■ GIVEN DATA
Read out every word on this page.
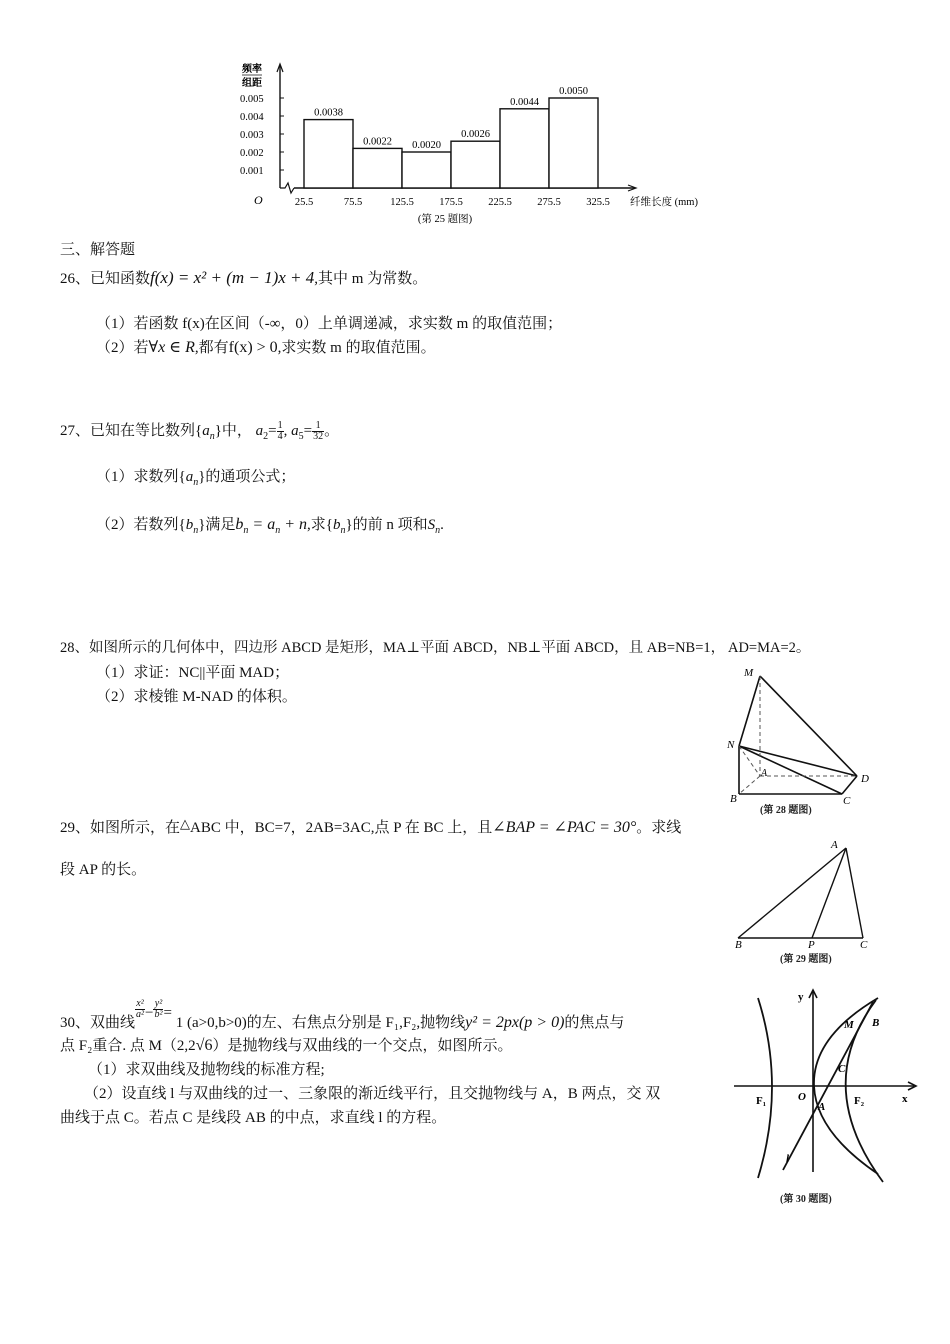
频率
组距
0.005
0.004
0.003
0.002
0.001
O
0.0038
0.0022 0.0020
0.0026
0.0044
0.0050
25.5	75.5	125.5 175.5 225.5 275.5 325.5 纤维长度 (mm)
(第 25 题图)
三、解答题
26、已知函数f(x) = x² + (m − 1)x + 4,其中 m 为常数。
（1）若函数 f(x)在区间（-∞，0）上单调递减，求实数 m 的取值范围；
（2）若∀x ∈ R,都有f(x) > 0,求实数 m 的取值范围。
27、已知在等比数列$\{a_n\}$中， $a_2= \frac{1}{4}$ , $a_5= \frac{1}{32}$ 。
（1）求数列$\{a_n\}$的通项公式；
（2）若数列$\{b_n\}$满足$b_n = a_n + n$,求$\{b_n\}$的前 n 项和$S_n$.
28、如图所示的几何体中，四边形 ABCD 是矩形，MA⊥平面 ABCD，NB⊥平面 ABCD，且 AB=NB=1， AD=MA=2。
（1）求证：NC||平面 MAD；
（2）求棱锥 M-NAD 的体积。
M
N
A
B	C
D
(第 28 题图)
29、如图所示，在△ABC 中，BC=7，2AB=3AC,点 P 在 BC 上，且∠BAP = ∠PAC = 30°。求线
段 AP 的长。
A
B	P	C
(第 29 题图)
30、双曲线
$\frac{\text{x²}}{\text{a²}} - \frac{\text{y²}}{\text{b²}} = 1$ (a>0,b>0)的左、右焦点分别是 F₁,F₂,抛物线y² = 2px(p > 0)的焦点与
点 F₂重合. 点 M（2,2√6）是抛物线与双曲线的一个交点，如图所示。
（1）求双曲线及抛物线的标准方程;
（2）设直线 l 与双曲线的过一、三象限的渐近线平行，且交抛物线与 A，B 两点，交 双
曲线于点 C。若点 C 是线段 AB 的中点，求直线 l 的方程。
y
x
M B
C
F₁	O
A	F₂
l
(第 30 题图)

■ TASK
Go through the lines above. Select every one that has the string "frac".

■ EXERCISE RESPONSE
27、已知在等比数列$\{a_n\}$中， $a_2= \frac{1}{4}$ , $a_5= \frac{1}{32}$ 。
$\frac{\text{x²}}{\text{a²}} - \frac{\text{y²}}{\text{b²}} = 1$ (a>0,b>0)的左、右焦点分别是 F₁,F₂,抛物线y² = 2px(p > 0)的焦点与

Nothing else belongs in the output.